(Given exercise):
Would you restate all the data that follows, word for word?

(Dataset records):
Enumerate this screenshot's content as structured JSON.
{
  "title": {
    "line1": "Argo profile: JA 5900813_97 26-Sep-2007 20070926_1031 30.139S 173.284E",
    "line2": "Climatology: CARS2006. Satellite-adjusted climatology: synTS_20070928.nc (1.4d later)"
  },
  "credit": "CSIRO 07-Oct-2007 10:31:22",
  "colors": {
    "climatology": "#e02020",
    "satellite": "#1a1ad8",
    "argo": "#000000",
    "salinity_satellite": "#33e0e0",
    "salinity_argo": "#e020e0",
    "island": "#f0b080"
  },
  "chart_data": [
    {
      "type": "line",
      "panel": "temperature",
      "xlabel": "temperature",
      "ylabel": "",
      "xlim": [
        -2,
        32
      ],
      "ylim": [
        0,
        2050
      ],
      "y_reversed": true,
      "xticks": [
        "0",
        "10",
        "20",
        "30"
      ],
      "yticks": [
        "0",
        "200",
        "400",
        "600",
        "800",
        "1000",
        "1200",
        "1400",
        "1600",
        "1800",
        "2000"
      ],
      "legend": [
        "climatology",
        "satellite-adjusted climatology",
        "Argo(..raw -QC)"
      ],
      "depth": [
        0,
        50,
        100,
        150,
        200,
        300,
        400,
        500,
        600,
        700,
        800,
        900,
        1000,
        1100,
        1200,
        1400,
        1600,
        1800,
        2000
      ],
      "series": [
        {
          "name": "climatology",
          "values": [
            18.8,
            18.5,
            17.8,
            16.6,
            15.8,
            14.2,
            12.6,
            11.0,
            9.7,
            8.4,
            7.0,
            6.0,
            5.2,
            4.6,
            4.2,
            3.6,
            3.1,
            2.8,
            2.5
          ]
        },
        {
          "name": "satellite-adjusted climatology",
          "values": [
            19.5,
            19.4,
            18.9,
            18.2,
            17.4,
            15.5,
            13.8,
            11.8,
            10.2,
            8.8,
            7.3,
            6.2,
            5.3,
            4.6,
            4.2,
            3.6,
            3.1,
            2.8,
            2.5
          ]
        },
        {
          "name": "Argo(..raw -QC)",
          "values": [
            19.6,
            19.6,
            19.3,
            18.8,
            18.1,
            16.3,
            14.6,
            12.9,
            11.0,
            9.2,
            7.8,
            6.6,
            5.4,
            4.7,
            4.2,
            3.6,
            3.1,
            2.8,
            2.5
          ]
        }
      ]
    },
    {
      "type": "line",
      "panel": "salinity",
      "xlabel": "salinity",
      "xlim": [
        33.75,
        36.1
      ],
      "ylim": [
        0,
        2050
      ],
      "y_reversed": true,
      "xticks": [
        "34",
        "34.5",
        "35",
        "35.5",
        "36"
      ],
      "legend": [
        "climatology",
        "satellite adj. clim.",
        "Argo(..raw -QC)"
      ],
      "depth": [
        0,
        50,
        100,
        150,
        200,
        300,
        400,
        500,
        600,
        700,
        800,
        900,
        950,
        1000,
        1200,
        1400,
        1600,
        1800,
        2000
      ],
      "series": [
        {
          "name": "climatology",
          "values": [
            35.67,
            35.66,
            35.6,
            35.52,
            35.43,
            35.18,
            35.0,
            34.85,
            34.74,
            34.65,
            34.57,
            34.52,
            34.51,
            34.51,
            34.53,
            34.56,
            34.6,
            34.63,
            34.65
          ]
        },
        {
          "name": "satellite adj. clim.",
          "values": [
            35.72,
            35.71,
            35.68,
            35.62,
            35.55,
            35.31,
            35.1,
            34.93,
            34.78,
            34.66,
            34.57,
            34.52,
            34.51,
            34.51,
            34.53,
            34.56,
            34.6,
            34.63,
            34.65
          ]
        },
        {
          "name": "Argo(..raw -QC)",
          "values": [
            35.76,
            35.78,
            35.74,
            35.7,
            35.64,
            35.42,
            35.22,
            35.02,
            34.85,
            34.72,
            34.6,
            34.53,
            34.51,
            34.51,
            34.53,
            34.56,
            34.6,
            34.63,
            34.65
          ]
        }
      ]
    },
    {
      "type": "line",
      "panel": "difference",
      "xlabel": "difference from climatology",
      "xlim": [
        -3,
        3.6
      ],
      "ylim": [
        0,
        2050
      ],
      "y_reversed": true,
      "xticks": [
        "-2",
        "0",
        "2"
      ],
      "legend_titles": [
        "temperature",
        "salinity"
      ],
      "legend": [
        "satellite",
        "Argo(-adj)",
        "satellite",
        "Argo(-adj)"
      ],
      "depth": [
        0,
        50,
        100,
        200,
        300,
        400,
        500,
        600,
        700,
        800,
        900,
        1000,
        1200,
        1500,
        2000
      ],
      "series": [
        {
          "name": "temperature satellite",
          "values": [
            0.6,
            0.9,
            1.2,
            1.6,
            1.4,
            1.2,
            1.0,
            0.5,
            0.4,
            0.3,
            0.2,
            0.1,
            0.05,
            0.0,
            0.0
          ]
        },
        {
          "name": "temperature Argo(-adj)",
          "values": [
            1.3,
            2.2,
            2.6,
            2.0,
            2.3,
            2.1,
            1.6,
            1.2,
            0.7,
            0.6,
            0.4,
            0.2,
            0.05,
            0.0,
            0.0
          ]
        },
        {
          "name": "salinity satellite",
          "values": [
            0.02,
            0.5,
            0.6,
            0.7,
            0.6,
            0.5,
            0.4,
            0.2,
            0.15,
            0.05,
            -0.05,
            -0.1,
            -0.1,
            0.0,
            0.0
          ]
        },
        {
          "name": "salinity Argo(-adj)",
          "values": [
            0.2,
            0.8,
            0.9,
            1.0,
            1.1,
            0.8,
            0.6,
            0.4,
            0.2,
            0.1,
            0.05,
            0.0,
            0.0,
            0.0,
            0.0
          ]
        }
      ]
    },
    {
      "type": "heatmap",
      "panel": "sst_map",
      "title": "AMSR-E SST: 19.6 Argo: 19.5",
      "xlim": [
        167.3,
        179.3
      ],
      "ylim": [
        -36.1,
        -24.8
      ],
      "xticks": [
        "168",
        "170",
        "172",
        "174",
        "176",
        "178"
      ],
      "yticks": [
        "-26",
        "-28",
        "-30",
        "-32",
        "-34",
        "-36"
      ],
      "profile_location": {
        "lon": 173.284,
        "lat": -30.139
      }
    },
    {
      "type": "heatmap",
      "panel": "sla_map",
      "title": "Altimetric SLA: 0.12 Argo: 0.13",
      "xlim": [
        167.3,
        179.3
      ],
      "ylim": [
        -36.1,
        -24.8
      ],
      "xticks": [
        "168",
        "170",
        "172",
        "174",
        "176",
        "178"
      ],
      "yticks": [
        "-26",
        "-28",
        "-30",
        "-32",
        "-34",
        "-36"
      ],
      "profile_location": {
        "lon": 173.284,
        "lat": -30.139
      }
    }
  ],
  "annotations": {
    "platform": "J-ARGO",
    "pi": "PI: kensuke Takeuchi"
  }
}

(Full solution):
Enumerate this screenshot's content as structured JSON.
{
  "title": {
    "line1": "Argo profile: JA 5900813_97 26-Sep-2007 20070926_1031 30.139S 173.284E",
    "line2": "Climatology: CARS2006. Satellite-adjusted climatology: synTS_20070928.nc (1.4d later)"
  },
  "credit": "CSIRO 07-Oct-2007 10:31:22",
  "colors": {
    "climatology": "#e02020",
    "satellite": "#1a1ad8",
    "argo": "#000000",
    "salinity_satellite": "#33e0e0",
    "salinity_argo": "#e020e0",
    "island": "#f0b080"
  },
  "chart_data": [
    {
      "type": "line",
      "panel": "temperature",
      "xlabel": "temperature",
      "ylabel": "",
      "xlim": [
        -2,
        32
      ],
      "ylim": [
        0,
        2050
      ],
      "y_reversed": true,
      "xticks": [
        "0",
        "10",
        "20",
        "30"
      ],
      "yticks": [
        "0",
        "200",
        "400",
        "600",
        "800",
        "1000",
        "1200",
        "1400",
        "1600",
        "1800",
        "2000"
      ],
      "legend": [
        "climatology",
        "satellite-adjusted climatology",
        "Argo(..raw -QC)"
      ],
      "depth": [
        0,
        50,
        100,
        150,
        200,
        300,
        400,
        500,
        600,
        700,
        800,
        900,
        1000,
        1100,
        1200,
        1400,
        1600,
        1800,
        2000
      ],
      "series": [
        {
          "name": "climatology",
          "values": [
            18.8,
            18.5,
            17.8,
            16.6,
            15.8,
            14.2,
            12.6,
            11.0,
            9.7,
            8.4,
            7.0,
            6.0,
            5.2,
            4.6,
            4.2,
            3.6,
            3.1,
            2.8,
            2.5
          ]
        },
        {
          "name": "satellite-adjusted climatology",
          "values": [
            19.5,
            19.4,
            18.9,
            18.2,
            17.4,
            15.5,
            13.8,
            11.8,
            10.2,
            8.8,
            7.3,
            6.2,
            5.3,
            4.6,
            4.2,
            3.6,
            3.1,
            2.8,
            2.5
          ]
        },
        {
          "name": "Argo(..raw -QC)",
          "values": [
            19.6,
            19.6,
            19.3,
            18.8,
            18.1,
            16.3,
            14.6,
            12.9,
            11.0,
            9.2,
            7.8,
            6.6,
            5.4,
            4.7,
            4.2,
            3.6,
            3.1,
            2.8,
            2.5
          ]
        }
      ]
    },
    {
      "type": "line",
      "panel": "salinity",
      "xlabel": "salinity",
      "xlim": [
        33.75,
        36.1
      ],
      "ylim": [
        0,
        2050
      ],
      "y_reversed": true,
      "xticks": [
        "34",
        "34.5",
        "35",
        "35.5",
        "36"
      ],
      "legend": [
        "climatology",
        "satellite adj. clim.",
        "Argo(..raw -QC)"
      ],
      "depth": [
        0,
        50,
        100,
        150,
        200,
        300,
        400,
        500,
        600,
        700,
        800,
        900,
        950,
        1000,
        1200,
        1400,
        1600,
        1800,
        2000
      ],
      "series": [
        {
          "name": "climatology",
          "values": [
            35.67,
            35.66,
            35.6,
            35.52,
            35.43,
            35.18,
            35.0,
            34.85,
            34.74,
            34.65,
            34.57,
            34.52,
            34.51,
            34.51,
            34.53,
            34.56,
            34.6,
            34.63,
            34.65
          ]
        },
        {
          "name": "satellite adj. clim.",
          "values": [
            35.72,
            35.71,
            35.68,
            35.62,
            35.55,
            35.31,
            35.1,
            34.93,
            34.78,
            34.66,
            34.57,
            34.52,
            34.51,
            34.51,
            34.53,
            34.56,
            34.6,
            34.63,
            34.65
          ]
        },
        {
          "name": "Argo(..raw -QC)",
          "values": [
            35.76,
            35.78,
            35.74,
            35.7,
            35.64,
            35.42,
            35.22,
            35.02,
            34.85,
            34.72,
            34.6,
            34.53,
            34.51,
            34.51,
            34.53,
            34.56,
            34.6,
            34.63,
            34.65
          ]
        }
      ]
    },
    {
      "type": "line",
      "panel": "difference",
      "xlabel": "difference from climatology",
      "xlim": [
        -3,
        3.6
      ],
      "ylim": [
        0,
        2050
      ],
      "y_reversed": true,
      "xticks": [
        "-2",
        "0",
        "2"
      ],
      "legend_titles": [
        "temperature",
        "salinity"
      ],
      "legend": [
        "satellite",
        "Argo(-adj)",
        "satellite",
        "Argo(-adj)"
      ],
      "depth": [
        0,
        50,
        100,
        200,
        300,
        400,
        500,
        600,
        700,
        800,
        900,
        1000,
        1200,
        1500,
        2000
      ],
      "series": [
        {
          "name": "temperature satellite",
          "values": [
            0.6,
            0.9,
            1.2,
            1.6,
            1.4,
            1.2,
            1.0,
            0.5,
            0.4,
            0.3,
            0.2,
            0.1,
            0.05,
            0.0,
            0.0
          ]
        },
        {
          "name": "temperature Argo(-adj)",
          "values": [
            1.3,
            2.2,
            2.6,
            2.0,
            2.3,
            2.1,
            1.6,
            1.2,
            0.7,
            0.6,
            0.4,
            0.2,
            0.05,
            0.0,
            0.0
          ]
        },
        {
          "name": "salinity satellite",
          "values": [
            0.02,
            0.5,
            0.6,
            0.7,
            0.6,
            0.5,
            0.4,
            0.2,
            0.15,
            0.05,
            -0.05,
            -0.1,
            -0.1,
            0.0,
            0.0
          ]
        },
        {
          "name": "salinity Argo(-adj)",
          "values": [
            0.2,
            0.8,
            0.9,
            1.0,
            1.1,
            0.8,
            0.6,
            0.4,
            0.2,
            0.1,
            0.05,
            0.0,
            0.0,
            0.0,
            0.0
          ]
        }
      ]
    },
    {
      "type": "heatmap",
      "panel": "sst_map",
      "title": "AMSR-E SST: 19.6 Argo: 19.5",
      "xlim": [
        167.3,
        179.3
      ],
      "ylim": [
        -36.1,
        -24.8
      ],
      "xticks": [
        "168",
        "170",
        "172",
        "174",
        "176",
        "178"
      ],
      "yticks": [
        "-26",
        "-28",
        "-30",
        "-32",
        "-34",
        "-36"
      ],
      "profile_location": {
        "lon": 173.284,
        "lat": -30.139
      }
    },
    {
      "type": "heatmap",
      "panel": "sla_map",
      "title": "Altimetric SLA: 0.12 Argo: 0.13",
      "xlim": [
        167.3,
        179.3
      ],
      "ylim": [
        -36.1,
        -24.8
      ],
      "xticks": [
        "168",
        "170",
        "172",
        "174",
        "176",
        "178"
      ],
      "yticks": [
        "-26",
        "-28",
        "-30",
        "-32",
        "-34",
        "-36"
      ],
      "profile_location": {
        "lon": 173.284,
        "lat": -30.139
      }
    }
  ],
  "annotations": {
    "platform": "J-ARGO",
    "pi": "PI: kensuke Takeuchi"
  }
}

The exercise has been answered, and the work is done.